> _Stated goal_:
Pull out each line of the records holding the string "JSON".

> _Supplied records_:
━━━━━━━━━━━━━━━━━━━━━━━━━━━━━━
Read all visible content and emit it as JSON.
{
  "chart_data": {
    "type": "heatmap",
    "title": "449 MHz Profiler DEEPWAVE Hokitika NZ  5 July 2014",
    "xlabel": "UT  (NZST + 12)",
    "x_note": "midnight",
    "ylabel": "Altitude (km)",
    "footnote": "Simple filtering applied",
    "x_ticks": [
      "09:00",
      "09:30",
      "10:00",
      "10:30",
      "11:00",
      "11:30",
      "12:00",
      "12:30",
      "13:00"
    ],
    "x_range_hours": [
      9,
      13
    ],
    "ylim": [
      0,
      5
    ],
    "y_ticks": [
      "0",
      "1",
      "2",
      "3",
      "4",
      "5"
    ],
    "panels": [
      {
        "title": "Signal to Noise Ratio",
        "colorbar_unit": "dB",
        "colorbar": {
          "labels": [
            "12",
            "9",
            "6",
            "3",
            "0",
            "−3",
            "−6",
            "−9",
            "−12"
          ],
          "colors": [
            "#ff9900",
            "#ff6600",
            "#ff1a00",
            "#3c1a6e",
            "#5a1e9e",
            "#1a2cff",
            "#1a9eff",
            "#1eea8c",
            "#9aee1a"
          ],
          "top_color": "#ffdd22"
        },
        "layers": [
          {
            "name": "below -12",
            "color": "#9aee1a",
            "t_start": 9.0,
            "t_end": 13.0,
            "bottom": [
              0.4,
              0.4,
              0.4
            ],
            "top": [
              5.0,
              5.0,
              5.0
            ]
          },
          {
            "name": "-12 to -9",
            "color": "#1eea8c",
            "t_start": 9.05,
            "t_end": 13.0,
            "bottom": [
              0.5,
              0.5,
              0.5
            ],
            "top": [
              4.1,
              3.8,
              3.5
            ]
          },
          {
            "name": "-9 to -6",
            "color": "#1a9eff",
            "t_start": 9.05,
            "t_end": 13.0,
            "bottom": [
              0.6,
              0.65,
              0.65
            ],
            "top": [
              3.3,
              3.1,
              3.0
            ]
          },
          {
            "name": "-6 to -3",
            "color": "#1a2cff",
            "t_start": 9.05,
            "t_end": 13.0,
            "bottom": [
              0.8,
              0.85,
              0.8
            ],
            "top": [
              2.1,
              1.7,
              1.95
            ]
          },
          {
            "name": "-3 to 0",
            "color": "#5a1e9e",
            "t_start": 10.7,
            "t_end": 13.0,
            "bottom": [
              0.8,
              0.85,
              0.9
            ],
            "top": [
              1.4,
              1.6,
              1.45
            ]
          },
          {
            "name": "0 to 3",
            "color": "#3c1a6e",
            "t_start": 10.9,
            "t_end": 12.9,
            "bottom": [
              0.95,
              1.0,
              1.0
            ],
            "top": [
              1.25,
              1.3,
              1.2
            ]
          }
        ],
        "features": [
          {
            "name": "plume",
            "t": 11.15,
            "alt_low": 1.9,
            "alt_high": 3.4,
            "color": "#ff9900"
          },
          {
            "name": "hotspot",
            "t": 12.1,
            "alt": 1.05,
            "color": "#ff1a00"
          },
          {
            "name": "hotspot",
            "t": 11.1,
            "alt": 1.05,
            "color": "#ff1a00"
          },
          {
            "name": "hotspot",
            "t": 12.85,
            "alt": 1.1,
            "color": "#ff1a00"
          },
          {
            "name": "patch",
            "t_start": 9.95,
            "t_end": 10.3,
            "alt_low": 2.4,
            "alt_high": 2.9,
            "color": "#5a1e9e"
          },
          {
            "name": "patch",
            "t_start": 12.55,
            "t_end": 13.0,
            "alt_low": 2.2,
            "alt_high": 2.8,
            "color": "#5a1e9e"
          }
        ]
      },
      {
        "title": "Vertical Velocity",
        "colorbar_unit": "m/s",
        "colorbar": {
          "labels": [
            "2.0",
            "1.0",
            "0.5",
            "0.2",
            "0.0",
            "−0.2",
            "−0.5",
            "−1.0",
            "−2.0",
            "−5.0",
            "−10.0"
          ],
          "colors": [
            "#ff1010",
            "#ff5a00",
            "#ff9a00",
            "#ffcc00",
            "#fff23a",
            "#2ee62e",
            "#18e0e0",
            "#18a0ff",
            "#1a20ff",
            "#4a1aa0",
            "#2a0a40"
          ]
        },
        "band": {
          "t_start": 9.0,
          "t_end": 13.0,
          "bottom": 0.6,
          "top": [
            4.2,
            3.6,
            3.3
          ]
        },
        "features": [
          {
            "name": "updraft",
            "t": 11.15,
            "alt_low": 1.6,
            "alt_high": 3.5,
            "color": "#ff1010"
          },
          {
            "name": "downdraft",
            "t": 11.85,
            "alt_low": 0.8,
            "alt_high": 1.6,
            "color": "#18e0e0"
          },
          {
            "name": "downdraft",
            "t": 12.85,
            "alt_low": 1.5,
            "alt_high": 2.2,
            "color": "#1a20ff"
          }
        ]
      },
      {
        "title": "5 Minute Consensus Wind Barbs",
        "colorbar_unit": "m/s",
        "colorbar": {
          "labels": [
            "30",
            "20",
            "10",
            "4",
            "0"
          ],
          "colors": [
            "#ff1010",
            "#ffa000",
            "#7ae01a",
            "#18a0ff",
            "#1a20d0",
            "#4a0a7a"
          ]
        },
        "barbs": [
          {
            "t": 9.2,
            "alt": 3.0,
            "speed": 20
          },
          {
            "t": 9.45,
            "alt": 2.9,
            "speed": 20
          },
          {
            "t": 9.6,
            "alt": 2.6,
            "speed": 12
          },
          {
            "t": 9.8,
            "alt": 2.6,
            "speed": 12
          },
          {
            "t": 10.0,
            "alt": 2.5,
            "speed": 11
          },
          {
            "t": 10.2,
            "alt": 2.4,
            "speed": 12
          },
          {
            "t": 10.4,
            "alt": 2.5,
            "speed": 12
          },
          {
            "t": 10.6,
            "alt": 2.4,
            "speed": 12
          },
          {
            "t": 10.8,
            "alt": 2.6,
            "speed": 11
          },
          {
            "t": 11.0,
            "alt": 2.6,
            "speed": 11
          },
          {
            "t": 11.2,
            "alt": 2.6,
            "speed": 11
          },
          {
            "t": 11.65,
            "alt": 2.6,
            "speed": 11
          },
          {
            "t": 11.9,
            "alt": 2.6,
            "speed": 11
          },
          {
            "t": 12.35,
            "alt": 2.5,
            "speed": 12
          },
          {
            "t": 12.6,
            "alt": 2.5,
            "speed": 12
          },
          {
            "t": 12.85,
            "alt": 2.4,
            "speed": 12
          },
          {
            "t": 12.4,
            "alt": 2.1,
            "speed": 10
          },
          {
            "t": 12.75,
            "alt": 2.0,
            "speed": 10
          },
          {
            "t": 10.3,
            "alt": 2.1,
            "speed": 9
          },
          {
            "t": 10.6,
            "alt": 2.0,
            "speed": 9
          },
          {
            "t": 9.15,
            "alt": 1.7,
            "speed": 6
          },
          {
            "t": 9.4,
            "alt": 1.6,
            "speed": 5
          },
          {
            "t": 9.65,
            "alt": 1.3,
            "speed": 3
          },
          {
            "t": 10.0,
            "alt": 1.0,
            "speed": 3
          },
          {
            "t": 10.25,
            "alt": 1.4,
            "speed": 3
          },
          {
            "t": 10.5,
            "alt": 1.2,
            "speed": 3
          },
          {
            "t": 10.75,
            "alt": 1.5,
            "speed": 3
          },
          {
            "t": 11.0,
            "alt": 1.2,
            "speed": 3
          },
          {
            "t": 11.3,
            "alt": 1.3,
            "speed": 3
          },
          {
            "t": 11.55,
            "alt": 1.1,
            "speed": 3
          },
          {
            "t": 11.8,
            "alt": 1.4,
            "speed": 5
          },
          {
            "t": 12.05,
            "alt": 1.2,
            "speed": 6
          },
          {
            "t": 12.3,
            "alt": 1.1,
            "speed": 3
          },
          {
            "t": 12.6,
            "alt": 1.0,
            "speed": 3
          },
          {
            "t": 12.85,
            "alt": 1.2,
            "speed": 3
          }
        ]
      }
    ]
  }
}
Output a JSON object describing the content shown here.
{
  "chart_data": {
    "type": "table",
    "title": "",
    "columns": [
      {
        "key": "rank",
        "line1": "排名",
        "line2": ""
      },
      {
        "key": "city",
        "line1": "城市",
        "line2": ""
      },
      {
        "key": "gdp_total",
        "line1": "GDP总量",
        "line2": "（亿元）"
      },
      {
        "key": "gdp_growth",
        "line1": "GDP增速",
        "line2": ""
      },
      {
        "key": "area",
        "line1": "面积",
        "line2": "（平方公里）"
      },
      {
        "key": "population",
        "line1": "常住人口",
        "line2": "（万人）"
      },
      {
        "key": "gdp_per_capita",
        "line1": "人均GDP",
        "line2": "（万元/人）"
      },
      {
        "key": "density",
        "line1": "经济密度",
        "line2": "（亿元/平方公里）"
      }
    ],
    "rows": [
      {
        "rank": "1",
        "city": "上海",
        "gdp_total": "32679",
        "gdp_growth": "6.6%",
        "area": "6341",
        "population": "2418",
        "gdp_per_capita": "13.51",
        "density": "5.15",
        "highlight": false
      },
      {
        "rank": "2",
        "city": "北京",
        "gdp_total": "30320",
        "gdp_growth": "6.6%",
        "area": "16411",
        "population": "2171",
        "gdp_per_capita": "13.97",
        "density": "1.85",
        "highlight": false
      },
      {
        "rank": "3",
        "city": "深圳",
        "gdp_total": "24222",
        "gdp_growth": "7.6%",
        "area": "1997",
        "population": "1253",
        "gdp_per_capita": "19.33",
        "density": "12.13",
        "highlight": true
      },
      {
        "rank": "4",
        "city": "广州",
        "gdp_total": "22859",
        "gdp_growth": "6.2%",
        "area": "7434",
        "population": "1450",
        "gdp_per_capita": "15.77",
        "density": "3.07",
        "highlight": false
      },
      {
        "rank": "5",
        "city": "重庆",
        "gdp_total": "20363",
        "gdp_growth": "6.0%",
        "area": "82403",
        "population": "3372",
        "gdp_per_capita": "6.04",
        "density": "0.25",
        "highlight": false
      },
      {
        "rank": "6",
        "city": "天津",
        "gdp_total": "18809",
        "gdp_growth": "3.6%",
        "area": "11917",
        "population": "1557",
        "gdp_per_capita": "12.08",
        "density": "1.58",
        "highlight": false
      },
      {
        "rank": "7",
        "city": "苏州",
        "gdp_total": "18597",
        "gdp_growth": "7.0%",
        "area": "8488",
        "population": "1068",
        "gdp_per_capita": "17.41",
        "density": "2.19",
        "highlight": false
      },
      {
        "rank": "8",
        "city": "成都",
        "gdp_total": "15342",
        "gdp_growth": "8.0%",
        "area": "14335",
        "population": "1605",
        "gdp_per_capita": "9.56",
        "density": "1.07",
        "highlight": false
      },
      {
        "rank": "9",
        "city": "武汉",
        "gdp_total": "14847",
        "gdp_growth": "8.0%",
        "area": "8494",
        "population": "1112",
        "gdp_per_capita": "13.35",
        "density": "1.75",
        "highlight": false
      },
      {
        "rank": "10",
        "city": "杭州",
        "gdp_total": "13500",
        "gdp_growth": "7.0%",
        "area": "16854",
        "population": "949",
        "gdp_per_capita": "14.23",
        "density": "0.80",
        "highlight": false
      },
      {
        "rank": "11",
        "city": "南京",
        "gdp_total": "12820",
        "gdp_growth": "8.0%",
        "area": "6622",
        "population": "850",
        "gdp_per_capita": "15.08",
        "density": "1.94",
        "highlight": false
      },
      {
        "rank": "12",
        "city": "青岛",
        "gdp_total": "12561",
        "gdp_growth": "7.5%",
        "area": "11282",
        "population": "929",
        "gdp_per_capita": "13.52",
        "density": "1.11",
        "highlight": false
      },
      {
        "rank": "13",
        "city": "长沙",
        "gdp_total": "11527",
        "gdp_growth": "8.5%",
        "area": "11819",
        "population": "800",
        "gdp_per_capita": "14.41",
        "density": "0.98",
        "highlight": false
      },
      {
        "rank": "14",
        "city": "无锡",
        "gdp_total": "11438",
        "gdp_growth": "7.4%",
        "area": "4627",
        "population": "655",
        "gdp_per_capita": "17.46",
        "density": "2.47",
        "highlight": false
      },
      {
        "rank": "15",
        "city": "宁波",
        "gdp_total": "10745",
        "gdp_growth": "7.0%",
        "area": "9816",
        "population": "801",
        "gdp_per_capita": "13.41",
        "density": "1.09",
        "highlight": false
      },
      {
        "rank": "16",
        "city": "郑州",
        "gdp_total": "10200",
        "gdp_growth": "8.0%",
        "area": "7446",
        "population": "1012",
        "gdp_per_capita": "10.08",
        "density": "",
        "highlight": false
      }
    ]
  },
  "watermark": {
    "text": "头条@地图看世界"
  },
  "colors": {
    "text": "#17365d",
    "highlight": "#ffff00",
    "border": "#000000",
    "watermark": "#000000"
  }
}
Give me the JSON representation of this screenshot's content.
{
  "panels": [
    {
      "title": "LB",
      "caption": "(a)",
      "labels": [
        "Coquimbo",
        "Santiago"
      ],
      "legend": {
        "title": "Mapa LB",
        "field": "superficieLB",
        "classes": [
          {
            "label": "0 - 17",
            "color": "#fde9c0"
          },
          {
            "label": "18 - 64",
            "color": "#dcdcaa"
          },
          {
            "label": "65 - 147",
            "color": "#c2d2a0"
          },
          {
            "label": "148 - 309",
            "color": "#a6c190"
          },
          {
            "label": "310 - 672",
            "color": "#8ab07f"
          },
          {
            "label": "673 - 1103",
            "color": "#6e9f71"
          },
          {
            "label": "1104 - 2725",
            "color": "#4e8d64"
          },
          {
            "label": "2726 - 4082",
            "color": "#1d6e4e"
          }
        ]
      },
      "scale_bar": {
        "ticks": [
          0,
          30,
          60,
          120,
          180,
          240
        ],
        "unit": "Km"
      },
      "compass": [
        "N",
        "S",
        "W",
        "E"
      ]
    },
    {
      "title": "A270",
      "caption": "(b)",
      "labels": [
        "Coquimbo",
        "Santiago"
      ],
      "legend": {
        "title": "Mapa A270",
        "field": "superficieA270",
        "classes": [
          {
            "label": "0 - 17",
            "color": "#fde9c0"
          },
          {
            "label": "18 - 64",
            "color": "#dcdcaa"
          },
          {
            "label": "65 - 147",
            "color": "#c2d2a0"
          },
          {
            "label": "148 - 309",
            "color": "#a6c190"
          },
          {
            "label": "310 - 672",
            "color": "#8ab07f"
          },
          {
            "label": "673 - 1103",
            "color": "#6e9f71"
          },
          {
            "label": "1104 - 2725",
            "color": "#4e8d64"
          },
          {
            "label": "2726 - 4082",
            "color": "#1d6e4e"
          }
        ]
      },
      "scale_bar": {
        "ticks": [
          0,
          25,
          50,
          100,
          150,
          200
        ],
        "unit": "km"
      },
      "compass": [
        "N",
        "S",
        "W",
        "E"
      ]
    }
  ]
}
━━━━━━━━━━━━━━━━━━━━━━━━━━━━━━
> _Task answer_:
Read all visible content and emit it as JSON.
Output a JSON object describing the content shown here.
Give me the JSON representation of this screenshot's content.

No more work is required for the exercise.